Jonathan Pollak (born c. 1982) is an Israeli activist and graphic designer who works for Haaretz. He co-founded the direct action group Anarchists Against the Wall.

Early life
Jonathan Pollak was born around 1982 in Tel Aviv, Israel to actor Yossi Pollak and a psychologist named Tami. He is an Ashkenazi Jew. His father is an artist who refuses to perform in the West Bank, and his maternal grandfather, Nimrod Eshel, was imprisoned for leading a strike by seamen during the 1950s. As a teenager, Pollak was involved in the Israeli hardcore punk scene, which in the 1990s was strongly tied to anarchism, and became a straight edge. At the same time, Pollak became a vegan and an animal rights activist; years later he would state that "racism, chauvinism, sexism, speciesism all come from the same place of belittling the other".

Jonathan Pollak is the brother of actor Avshalom Pollak and film director Shai Pollak.

Activism
In 2003, Pollak co-founded the organization Anarchists Against the Wall, which protests the Israeli West Bank barrier. He participated in protests in Budrus in 2003 and 2004. In the mid-2000s, he joined protests against the barrier wall in Bil'in.

Pollak was struck in the head by a tear gas canister fired by an Israeli soldier in April 2005; he briefly lost consciousness and required stitches. He later accused Israeli forces of violating their regulations by deliberately firing the canister at him. An Israel Defense Forces (IDF) spokesperson stated that the canister had first struck a rock and then hit Pollak on a ricochet.

In October 2010, Pollak was fined $1,250 for participating in an illegal demonstration against the barrier; Palestinian activist Abdullah Abu Rahma was sentenced to a year in prison at the same hearing. On 27 December 2010, he was sentenced to three months in prison for illegal assembly for having participated in a January 2008 bicycle ride protest. A prison term for illegal assembly was an unusually severe sentence, attributed by one official to Pollak's three previous convictions on protest-related charges. He declined an offer by the court to have his sentence commuted to a community service requirement. Pollak was released from prison in February 2011 after having his sentence reduced for good behavior, and returned to demonstrating at the Palestinian village of Nabi Salih within the week.

■ **DATA**

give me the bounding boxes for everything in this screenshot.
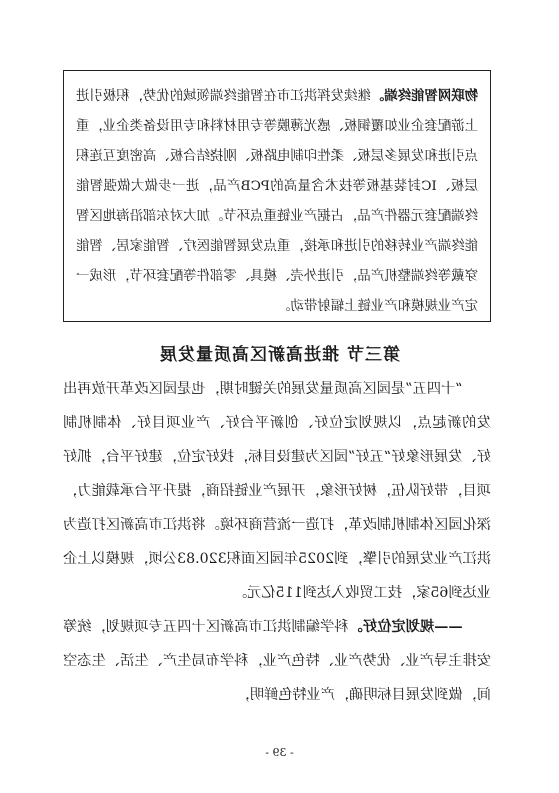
box-lead: 物联网智能终端。 (370, 88, 478, 104)
box-text: 继续发挥洪江市在智能终端领域的优势，积极引进上游配套企业如覆铜板、感光薄膜等专用材料和专用设备类企业，重点引进和发展多层板、柔性印制电路板、刚挠结合板、高密度互连积层板、IC封装基板等技术含量高的PCB产品，进一步做大做强智能终端配套元器件产品，占据产业链重点环节。加大对东部沿海地区智能终端产业转移的引进和承接，重点发展智能医疗、智能家居、智能穿戴等终端整机产品，引进外壳、模具、零部件等配套环节，形成一定产业规模和产业链上辐射带动。 (76, 89, 478, 314)
paragraph-2-lead: ——规划定位好。 (348, 619, 463, 635)
body-text (63, 372, 491, 712)
iot-terminal-box (63, 70, 491, 322)
paragraph-2-text: 科学编制洪江市高新区十四五专项规划，统筹安排主导产业、优势产业、特色产业，科学布局生产、生活、生态空间，做到发展目标明确，产业特色鲜明， (63, 619, 491, 703)
paragraph-1: “十四五”是园区高质量发展的关键时期，也是园区改革开放再出发的新起点，以规划定位好、创新平台好、产业项目好、体制机制好、发展形象好“五好”园区为建设目标，找好定位，建好平台，抓好项目，带好队伍，树好形象，开展产业链招商，提升平台承载能力，深化园区体制机制改革，打造一流营商环境。将洪江市高新区打造为洪江产业发展的引擎，到2025年园区面积320.83公顷，规模以上企业达到65家，技工贸收入达到115亿元。 (63, 381, 491, 601)
paragraph-2 (63, 610, 491, 712)
section-heading: 第三节 推进高新区高质量发展 (159, 345, 400, 365)
page-number: - 39 - (265, 746, 294, 759)
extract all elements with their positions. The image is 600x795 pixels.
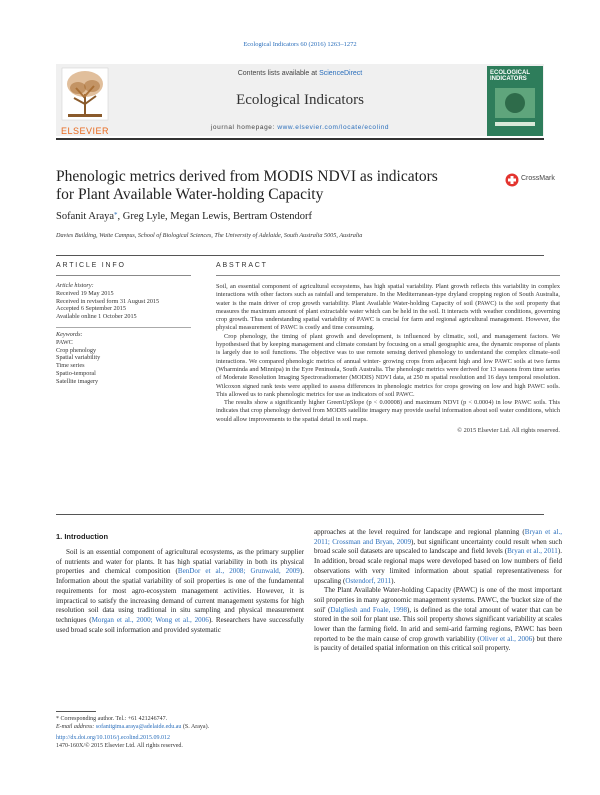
history-item: Available online 1 October 2015 <box>56 313 137 321</box>
abstract-paragraph: Soil, an essential component of agricultural ecosystems, has high spatial variability. Plant growth reflects this variability in complex interactions with other factors such as rainfall and temperature. In the Mediterranean-type dryland cropping region of South Australia, water is the main driver of crop growth variability. Plant Available Water-holding Capacity of soil (PAWC) is the soil property that measures the maximum amount of plant extractable water which can be held in the soil. It interacts with weather conditions, governing crop growth. Thus understanding spatial variability of PAWC is crucial for farm and regional agricultural management. However, the physical measurement of PAWC is costly and time consuming. <box>216 283 560 332</box>
history-label: Article history: <box>56 282 94 289</box>
history-item: Received 19 May 2015 <box>56 289 114 297</box>
citation-link[interactable]: Oliver et al., 2006 <box>479 634 533 643</box>
affiliation: Davies Building, Waite Campus, School of Biological Sciences, The University of Adelaide, South Australia 5005, Australia <box>56 232 363 239</box>
corresponding-author-mark[interactable]: * <box>114 211 118 219</box>
abstract-rule <box>216 275 560 276</box>
keyword: Spatial variability <box>56 354 101 362</box>
doi-text[interactable]: http://dx.doi.org/10.1016/j.ecolind.2015.09.012 <box>56 735 171 741</box>
citation-link[interactable]: Dalgliesh and Foale, 1998 <box>330 605 408 614</box>
sciencedirect-link[interactable]: ScienceDirect <box>319 70 363 77</box>
paper-title: Phenologic metrics derived from MODIS NDVI as indicators for Plant Available Water-holding Capacity <box>56 168 438 203</box>
keyword: Time series <box>56 362 85 370</box>
intro-paragraph <box>314 586 562 654</box>
abstract-end-rule <box>56 514 544 515</box>
journal-cover-image <box>487 66 543 136</box>
crossmark-badge[interactable] <box>505 173 555 187</box>
text-run: ), but significant uncertainty could result when such broad scale soil datasets are upscaled to landscape and field levels ( <box>314 537 563 556</box>
journal-homepage <box>116 124 484 131</box>
citation-link[interactable]: Bryan et al., 2011 <box>507 547 558 556</box>
info-rule <box>56 275 191 276</box>
abstract-paragraph: The results show a significantly higher GreenUpSlope (p < 0.00008) and maximum NDVI (p < 0.0004) in low PAWC soils. This indicates that crop phenology derived from MODIS satellite imagery may provide useful information about soil water conditions, which would allow improvements to the spatial detail in soil maps. <box>216 399 560 423</box>
keyword: Spatio-temporal <box>56 369 96 377</box>
cover-title: ECOLOGICAL INDICATORS <box>490 70 530 82</box>
footnote-rule <box>56 711 96 712</box>
abstract-paragraph: Crop phenology, the timing of plant growth and development, is influenced by climatic, soil, and management factors. We hypothesised that by keeping management and climate constant by focusing on a small geographic area, the dynamic response of plants is largely due to soil functions. The objective was to use remote sensing derived phenology to understand the complex climate–soil interactions. We compared phenologic metrics of annual winter- growing crops from adjacent high and low PAWC soils at two farms (Wharminda and Minnipa) in the Eyre Peninsula, South Australia. The phenologic metrics were derived for 13 seasons from time series of Moderate Resolution Imaging Spectroradiometer (MODIS) NDVI data, at 250 m spatial resolution and 16 days temporal resolution. Wilcoxon signed rank tests were applied to assess differences in phenologic metrics for crops growing on low and high PAWC soils. This allowed us to rank phenologic metrics for use as indicators of soil PAWC. <box>216 332 560 398</box>
history-item: Received in revised form 31 August 2015 <box>56 297 160 305</box>
author-list <box>56 211 312 222</box>
first-author[interactable]: Sofanit Araya <box>56 211 115 222</box>
contents-line <box>116 70 484 77</box>
text-run: ). In addition, broad scale regional maps were developed based on low numbers of field observations with very limited information about spatial representativeness for upscaling ( <box>314 547 562 585</box>
keyword: PAWC <box>56 338 73 346</box>
text-run: ) but there is paucity of detailed spatial information on this critical soil property. <box>314 634 563 653</box>
abstract-heading: ABSTRACT <box>216 262 268 269</box>
journal-header <box>56 64 544 138</box>
journal-name: Ecological Indicators <box>236 92 364 108</box>
doi-link[interactable] <box>56 734 304 742</box>
header-rule <box>56 138 544 140</box>
keywords-label: Keywords: <box>56 330 83 338</box>
article-info-heading: ARTICLE INFO <box>56 262 126 269</box>
citation-link[interactable]: Morgan et al., 2000; Wong et al., 2006 <box>91 615 209 624</box>
contents-prefix: Contents lists available at <box>237 70 320 77</box>
intro-paragraph <box>314 528 562 586</box>
journal-citation[interactable]: Ecological Indicators 60 (2016) 1263–1272 <box>243 41 357 48</box>
text-run: The Plant Available Water-holding Capacity (PAWC) is one of the most important soil properties in many agronomic management systems. PAWC, the 'bucket size of the soil' ( <box>314 586 562 614</box>
issn-line: 1470-160X/© 2015 Elsevier Ltd. All rights reserved. <box>56 743 183 749</box>
text-run: approaches at the level required for landscape and regional planning ( <box>314 528 525 536</box>
citation-link[interactable]: Ostendorf, 2011 <box>345 576 392 585</box>
text-run: ). Researchers have successfully used broad scale soil information and provided systematic <box>56 615 304 634</box>
abstract-body <box>216 283 560 435</box>
homepage-link[interactable]: www.elsevier.com/locate/ecolind <box>277 124 390 131</box>
citation-link[interactable]: BenDor et al., 2008; Grunwald, 2009 <box>177 567 300 576</box>
info-divider <box>56 327 191 328</box>
footnotes <box>56 715 304 750</box>
text-run: Soil is an essential component of agricultural ecosystems, as the primary supplier of nutrients and water for plants. It has high spatial variability in both its physical properties and chemical composition ( <box>56 548 304 576</box>
homepage-prefix: journal homepage: <box>210 124 278 131</box>
email-owner: (S. Araya). <box>181 724 210 730</box>
article-info <box>56 282 191 386</box>
crossmark-icon <box>505 173 519 187</box>
text-run: ). <box>391 576 396 585</box>
crossmark-label: CrossMark <box>521 175 555 182</box>
coauthors: , Greg Lyle, Megan Lewis, Bertram Ostendorf <box>117 211 313 222</box>
introduction-heading: 1. Introduction <box>56 532 109 541</box>
intro-left-column <box>56 548 304 635</box>
keyword: Crop phenology <box>56 346 97 354</box>
text-run: ). Information about the spatial variability of soil properties is one of the fundamental requirements for most agro-ecosystem management activities. However, it is impractical to satisfy the increasing demand of current management systems for high resolution soil data using traditional in situ sampling and physical measurement techniques ( <box>56 567 304 624</box>
intro-right-column <box>314 528 562 654</box>
text-run: ), is defined as the total amount of water that can be stored in the soil for plant use. This soil property shows significant variability at scales lower than the farming field. In arid and semi-arid farming regions, PAWC has been reported to be the main cause of crop growth variability ( <box>314 605 562 643</box>
email-line <box>56 723 304 731</box>
citation-link[interactable]: Bryan et al., 2011; Crossman and Bryan, 2009 <box>314 528 562 546</box>
abstract-copyright: © 2015 Elsevier Ltd. All rights reserved. <box>457 427 560 435</box>
keyword: Satellite imagery <box>56 377 99 385</box>
email-label: E-mail address: <box>56 724 96 730</box>
history-item: Accepted 6 September 2015 <box>56 305 126 313</box>
corresponding-author-note: * Corresponding author. Tel.: +61 421246747. <box>56 716 168 722</box>
intro-paragraph <box>56 548 304 635</box>
elsevier-wordmark: ELSEVIER <box>60 126 110 136</box>
email-link[interactable]: sofanitgima.araya@adelaide.edu.au <box>95 724 182 730</box>
affiliation-rule <box>56 255 544 256</box>
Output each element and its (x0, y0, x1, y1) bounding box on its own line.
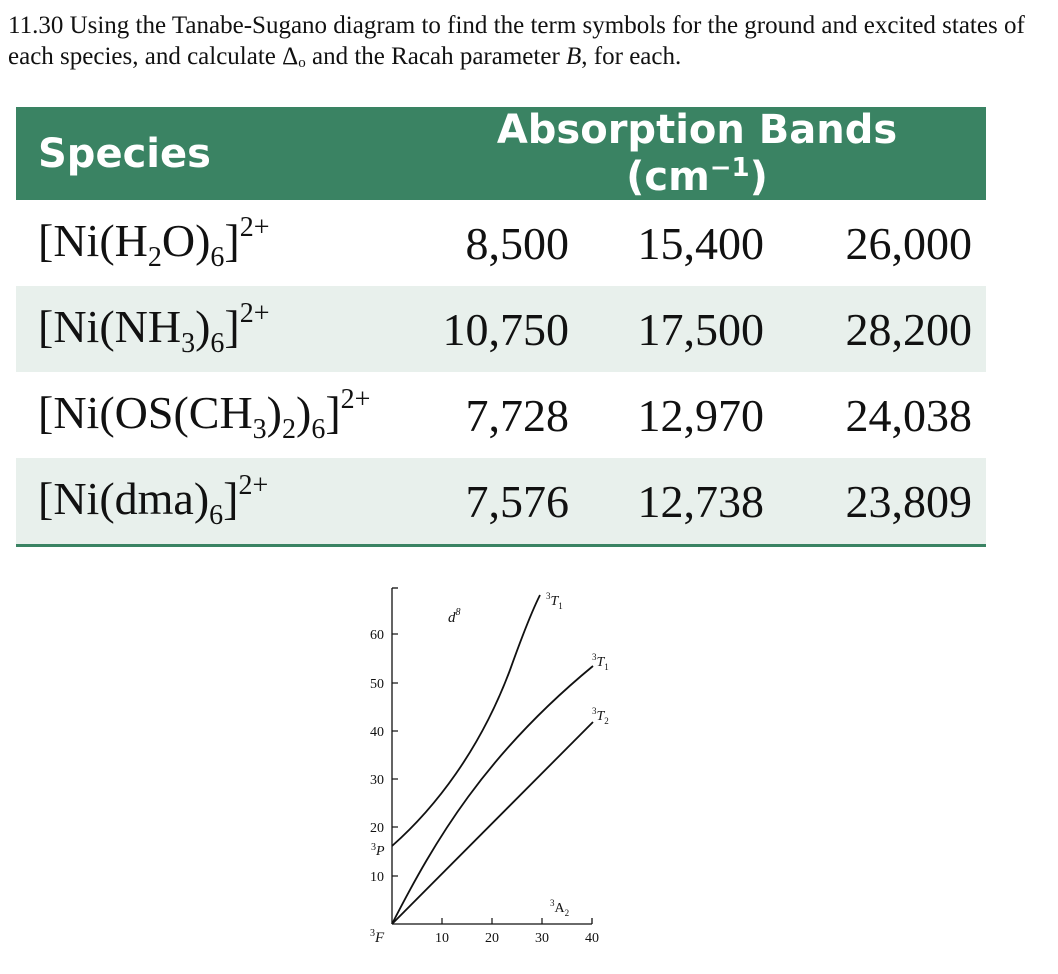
curve-label-3T2: $^3T_2$ (592, 706, 609, 726)
problem-statement (8, 10, 1048, 79)
curve-3T1-upper (392, 595, 540, 846)
problem-text-part2: and the Racah parameter (311, 43, 560, 70)
curve-3T1-lower (392, 666, 593, 924)
table-header-row (16, 107, 986, 200)
band-value: 28,200 (778, 286, 986, 372)
x-tick-label: 40 (585, 931, 599, 946)
band-value: 17,500 (583, 286, 778, 372)
y-tick-label: 10 (370, 870, 384, 885)
problem-text-part3: , for each. (581, 43, 682, 70)
absorption-bands-table (16, 107, 986, 547)
y-tick-label: 50 (370, 677, 384, 692)
curve-label-3A2: $^3A_2$ (550, 898, 570, 918)
x-tick-label: 10 (435, 931, 449, 946)
curve-3T2 (392, 722, 593, 924)
problem-text-part1: Using the Tanabe-Sugano diagram to find the term symbols for the ground and excited states of each species, and calculate (8, 12, 1025, 70)
band-value: 23,809 (778, 458, 986, 546)
y-tick-label: 60 (370, 628, 384, 643)
x-tick-label: 30 (535, 931, 549, 946)
tanabe-sugano-diagram (340, 570, 640, 960)
delta-o-symbol: $\Delta_o$ (282, 43, 306, 71)
y-tick-label: 20 (370, 821, 384, 836)
header-species: Species (16, 107, 428, 200)
band-value: 12,738 (583, 458, 778, 546)
band-value: 15,400 (637, 217, 764, 269)
p-term-label: $^3$P (371, 842, 385, 859)
band-value: 7,728 (465, 389, 569, 441)
table-row (16, 200, 986, 286)
d8-label: $d^8$ (448, 607, 461, 626)
band-value: 12,970 (637, 389, 764, 441)
table-row (16, 286, 986, 372)
species-formula: $[Ni(OS(CH_3)_2)_6]^{2+}$ (38, 384, 371, 445)
curve-label-3T1-upper: $^3T_1$ (546, 591, 563, 611)
header-absorption-bands: Absorption Bands $(cm^{-1})$ (428, 107, 986, 200)
band-value: 8,500 (465, 217, 569, 269)
racah-b-symbol: B (566, 43, 582, 70)
band-value: 24,038 (845, 389, 973, 441)
species-formula: $[Ni(H_2O)_6]^{2+}$ (38, 212, 270, 273)
band-value: 26,000 (845, 217, 973, 269)
species-formula: $[Ni(dma)_6]^{2+}$ (16, 458, 428, 546)
x-tick-label: 20 (485, 931, 499, 946)
y-tick-label: 30 (370, 773, 384, 788)
band-value: 7,576 (428, 458, 583, 546)
species-formula: $[Ni(NH_3)_6]^{2+}$ (16, 286, 428, 372)
band-value: 10,750 (428, 286, 583, 372)
curve-label-3T1-lower: $^3T_1$ (592, 652, 609, 672)
y-tick-label: 40 (370, 725, 384, 740)
x-ticks (435, 918, 599, 946)
table-row (16, 372, 986, 458)
problem-number: 11.30 (8, 12, 64, 39)
ground-term-label: $^3$F (370, 928, 385, 946)
table-row (16, 458, 986, 546)
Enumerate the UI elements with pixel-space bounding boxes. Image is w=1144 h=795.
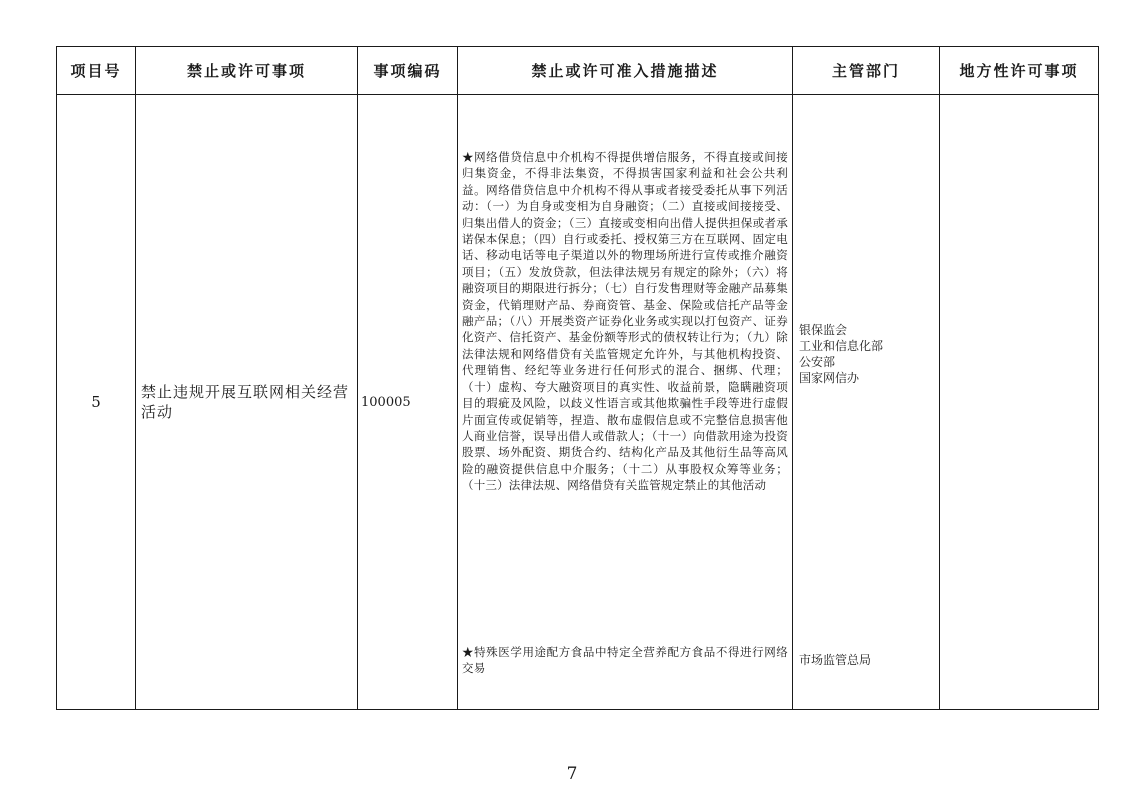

■ **EXERCISE INSTRUCTIONS**
(1) In the Jonathan Pollak biography, what reason does one official give for the prison term Pollak received in December 2010? Answer in one to three sentences.
(2) Answer these questions from the Jonathan Pollak biography:
(a) Why was Pollak's maternal grandfather, Nimrod Eshel, imprisoned?
(b) In what year did Pollak co-found Anarchists Against the Wall?
(c) How much was Pollak fined in October 2010?

■ **SOLUTION LIST**
(1) One official attributed the prison term, which was unusually severe for illegal assembly, to Pollak's three previous convictions on protest-related charges.

(2)
(a) He led a strike by seamen during the 1950s.
(b) 2003.
(c) $1,250.